YOUR TASK: Pick out each line containing the string "图像大小" and copy it.

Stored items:
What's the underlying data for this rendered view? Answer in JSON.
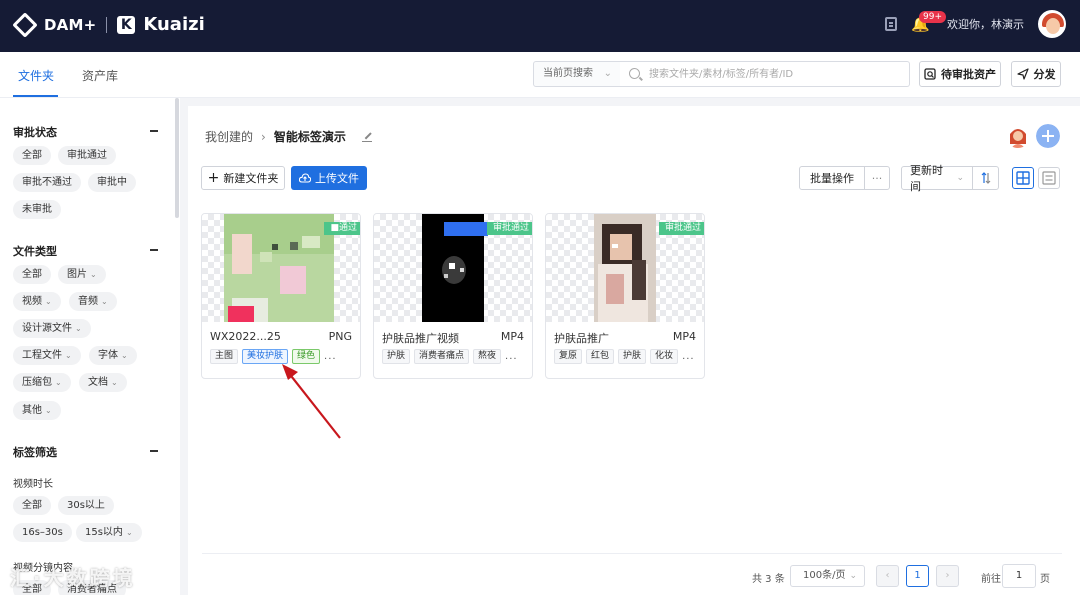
{
  "header": {
    "brand_primary": "DAM+",
    "brand_secondary": "Kuaizi",
    "brand_secondary_mark": "K",
    "notification_count": "99+",
    "welcome_text": "欢迎你，林演示"
  },
  "subnav": {
    "tabs": [
      {
        "label": "文件夹",
        "active": true
      },
      {
        "label": "资产库",
        "active": false
      }
    ],
    "search_scope": "当前页搜索",
    "search_placeholder": "搜索文件夹/素材/标签/所有者/ID",
    "pending_review_label": "待审批资产",
    "share_label": "分发"
  },
  "sidebar": {
    "approval_status": {
      "title": "审批状态",
      "options": [
        "全部",
        "审批通过",
        "审批不通过",
        "审批中",
        "未审批"
      ]
    },
    "file_type": {
      "title": "文件类型",
      "options": [
        "全部",
        "图片",
        "视频",
        "音频",
        "设计源文件",
        "工程文件",
        "字体",
        "压缩包",
        "文档",
        "其他"
      ]
    },
    "tag_filter": {
      "title": "标签筛选",
      "video_duration": {
        "title": "视频时长",
        "options": [
          "全部",
          "30s以上",
          "16s–30s",
          "15s以内"
        ]
      },
      "video_scene": {
        "title": "视频分镜内容",
        "options": [
          "全部",
          "消费者痛点"
        ]
      }
    }
  },
  "main": {
    "breadcrumb": {
      "parent": "我创建的",
      "current": "智能标签演示"
    },
    "new_folder_label": "新建文件夹",
    "upload_label": "上传文件",
    "batch_label": "批量操作",
    "more_label": "···",
    "sort_label": "更新时间",
    "cards": [
      {
        "name": "WX2022...25",
        "type": "PNG",
        "status": "■通过",
        "tags": [
          {
            "text": "主图",
            "style": "plain"
          },
          {
            "text": "美妆护肤",
            "style": "blue"
          },
          {
            "text": "绿色",
            "style": "green"
          }
        ]
      },
      {
        "name": "护肤品推广视频",
        "type": "MP4",
        "status": "审批通过",
        "tags": [
          {
            "text": "护肤",
            "style": "plain"
          },
          {
            "text": "消费者痛点",
            "style": "plain"
          },
          {
            "text": "熬夜",
            "style": "plain"
          }
        ]
      },
      {
        "name": "护肤品推广",
        "type": "MP4",
        "status": "审批通过",
        "tags": [
          {
            "text": "复原",
            "style": "plain"
          },
          {
            "text": "红包",
            "style": "plain"
          },
          {
            "text": "护肤",
            "style": "plain"
          },
          {
            "text": "化妆",
            "style": "plain"
          }
        ]
      }
    ],
    "card_more": "...",
    "pagination": {
      "total_text": "共 3 条",
      "page_size": "100条/页",
      "current_page": "1",
      "goto_label": "前往",
      "goto_value": "1",
      "page_suffix": "页"
    }
  },
  "watermark": "汇·大数跨境",
  "colors": {
    "header_bg": "#151b35",
    "accent": "#1f6fe0",
    "approved": "#4cc58a",
    "badge": "#e8334a"
  },
  "icons": [
    "doc-icon",
    "bell-icon",
    "search-icon",
    "review-icon",
    "send-icon",
    "plus-icon",
    "upload-cloud-icon",
    "sort-icon",
    "grid-view-icon",
    "list-view-icon",
    "pencil-icon",
    "chevron-left-icon",
    "chevron-right-icon"
  ]
}
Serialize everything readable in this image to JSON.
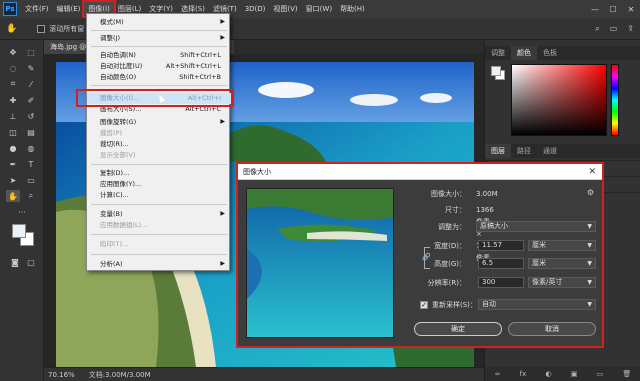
{
  "menubar": {
    "logo": "Ps",
    "items": [
      "文件(F)",
      "编辑(E)",
      "图像(I)",
      "图层(L)",
      "文字(Y)",
      "选择(S)",
      "滤镜(T)",
      "3D(D)",
      "视图(V)",
      "窗口(W)",
      "帮助(H)"
    ],
    "active_index": 2,
    "window_controls": [
      "—",
      "☐",
      "✕"
    ]
  },
  "options_bar": {
    "tool_icon": "hand-icon",
    "scroll_all_label": "滚动所有窗"
  },
  "document": {
    "tab_title": "海岛.jpg @",
    "zoom": "70.16%",
    "doc_info": "文档:3.00M/3.00M"
  },
  "image_menu": {
    "items": [
      {
        "label": "模式(M)",
        "shortcut": "",
        "submenu": true,
        "disabled": false
      },
      {
        "label": "调整(J)",
        "shortcut": "",
        "submenu": true,
        "disabled": false
      },
      {
        "label": "自动色调(N)",
        "shortcut": "Shift+Ctrl+L",
        "submenu": false,
        "disabled": false
      },
      {
        "label": "自动对比度(U)",
        "shortcut": "Alt+Shift+Ctrl+L",
        "submenu": false,
        "disabled": false
      },
      {
        "label": "自动颜色(O)",
        "shortcut": "Shift+Ctrl+B",
        "submenu": false,
        "disabled": false
      },
      {
        "label": "图像大小(I)...",
        "shortcut": "Alt+Ctrl+I",
        "submenu": false,
        "disabled": false,
        "highlighted": true
      },
      {
        "label": "画布大小(S)...",
        "shortcut": "Alt+Ctrl+C",
        "submenu": false,
        "disabled": false
      },
      {
        "label": "图像旋转(G)",
        "shortcut": "",
        "submenu": true,
        "disabled": false
      },
      {
        "label": "裁剪(P)",
        "shortcut": "",
        "submenu": false,
        "disabled": true
      },
      {
        "label": "裁切(R)...",
        "shortcut": "",
        "submenu": false,
        "disabled": false
      },
      {
        "label": "显示全部(V)",
        "shortcut": "",
        "submenu": false,
        "disabled": true
      },
      {
        "label": "复制(D)...",
        "shortcut": "",
        "submenu": false,
        "disabled": false
      },
      {
        "label": "应用图像(Y)...",
        "shortcut": "",
        "submenu": false,
        "disabled": false
      },
      {
        "label": "计算(C)...",
        "shortcut": "",
        "submenu": false,
        "disabled": false
      },
      {
        "label": "变量(B)",
        "shortcut": "",
        "submenu": true,
        "disabled": false
      },
      {
        "label": "应用数据组(L)...",
        "shortcut": "",
        "submenu": false,
        "disabled": true
      },
      {
        "label": "陷印(T)...",
        "shortcut": "",
        "submenu": false,
        "disabled": true
      },
      {
        "label": "分析(A)",
        "shortcut": "",
        "submenu": true,
        "disabled": false
      }
    ]
  },
  "right_panel": {
    "top_tabs": [
      "调整",
      "颜色",
      "色板"
    ],
    "active_top_tab": 1,
    "layer_tabs": [
      "图层",
      "路径",
      "通道"
    ],
    "bottom_icons": [
      "∞",
      "fx",
      "◐",
      "▣",
      "▭",
      "🗑"
    ]
  },
  "image_size_dialog": {
    "title": "图像大小",
    "close": "✕",
    "image_size_label": "图像大小：",
    "image_size_value": "3.00M",
    "dimensions_label": "尺寸：",
    "dimensions_value": "1366 像素 × 768 像素",
    "fit_to_label": "调整为：",
    "fit_to_value": "原稿大小",
    "width_label": "宽度(D)：",
    "width_value": "11.57",
    "width_unit": "厘米",
    "height_label": "高度(G)：",
    "height_value": "6.5",
    "height_unit": "厘米",
    "resolution_label": "分辨率(R)：",
    "resolution_value": "300",
    "resolution_unit": "像素/英寸",
    "resample_label": "重新采样(S)：",
    "resample_checked": true,
    "resample_value": "自动",
    "ok_label": "确定",
    "cancel_label": "取消"
  }
}
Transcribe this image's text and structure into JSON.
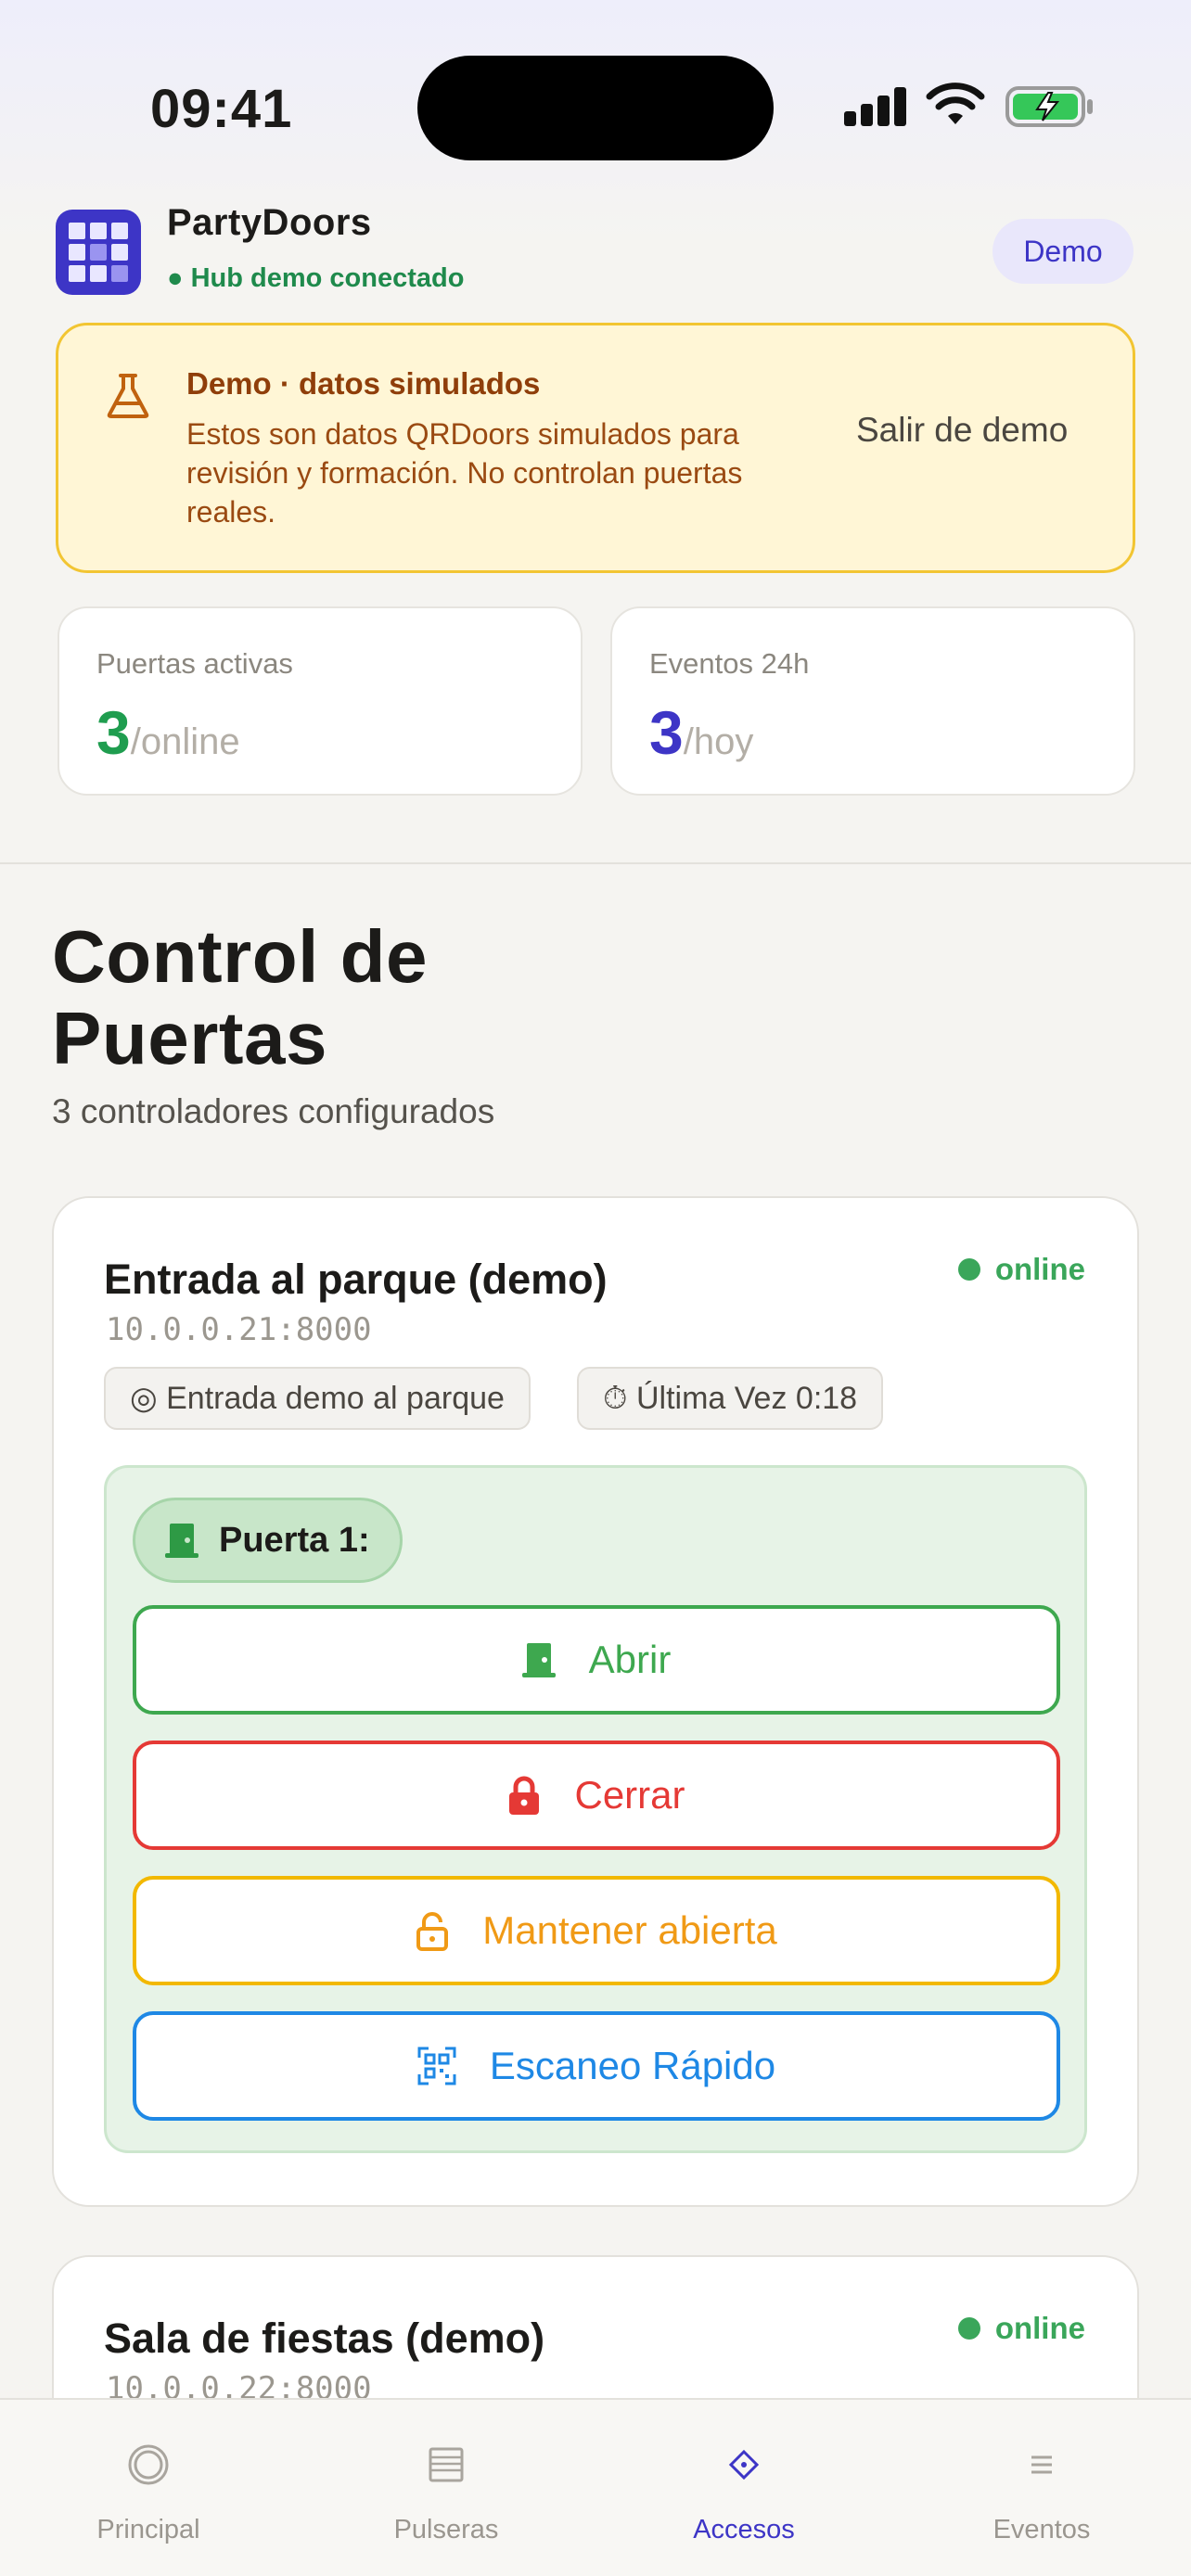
{
  "status_bar": {
    "time": "09:41"
  },
  "header": {
    "app_name": "PartyDoors",
    "connection": "● Hub demo conectado",
    "mode_badge": "Demo"
  },
  "banner": {
    "title": "Demo · datos simulados",
    "text": "Estos son datos QRDoors simulados para revisión y formación. No controlan puertas reales.",
    "action": "Salir de demo"
  },
  "stats": [
    {
      "label": "Puertas activas",
      "value": "3",
      "suffix": "/online",
      "color": "#1f9d4f"
    },
    {
      "label": "Eventos 24h",
      "value": "3",
      "suffix": "/hoy",
      "color": "#3d35c6"
    }
  ],
  "page": {
    "title_line1": "Control de",
    "title_line2": "Puertas",
    "subtitle": "3 controladores configurados"
  },
  "controllers": [
    {
      "name": "Entrada al parque (demo)",
      "address": "10.0.0.21:8000",
      "status": "online",
      "location_chip": "◎ Entrada demo al parque",
      "last_seen_chip": "⏱ Última Vez 0:18",
      "door": {
        "label": "Puerta 1:",
        "actions": [
          {
            "label": "Abrir",
            "color": "#3ea84f"
          },
          {
            "label": "Cerrar",
            "color": "#e53935"
          },
          {
            "label": "Mantener abierta",
            "color": "#f09a16"
          },
          {
            "label": "Escaneo Rápido",
            "color": "#1e88e5"
          }
        ]
      }
    },
    {
      "name": "Sala de fiestas (demo)",
      "address": "10.0.0.22:8000",
      "status": "online"
    }
  ],
  "tabs": [
    {
      "label": "Principal",
      "icon": "circle-icon",
      "active": false
    },
    {
      "label": "Pulseras",
      "icon": "list-card-icon",
      "active": false
    },
    {
      "label": "Accesos",
      "icon": "diamond-icon",
      "active": true
    },
    {
      "label": "Eventos",
      "icon": "lines-icon",
      "active": false
    }
  ],
  "colors": {
    "accent": "#3d35c6",
    "online": "#3aa65a",
    "warning_bg": "#fff6d6",
    "warning_border": "#f2c532"
  }
}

CORRECT ANSWER:
        "label": "图像大小(I)...",
    "title": "图像大小",
    "image_size_label": "图像大小：",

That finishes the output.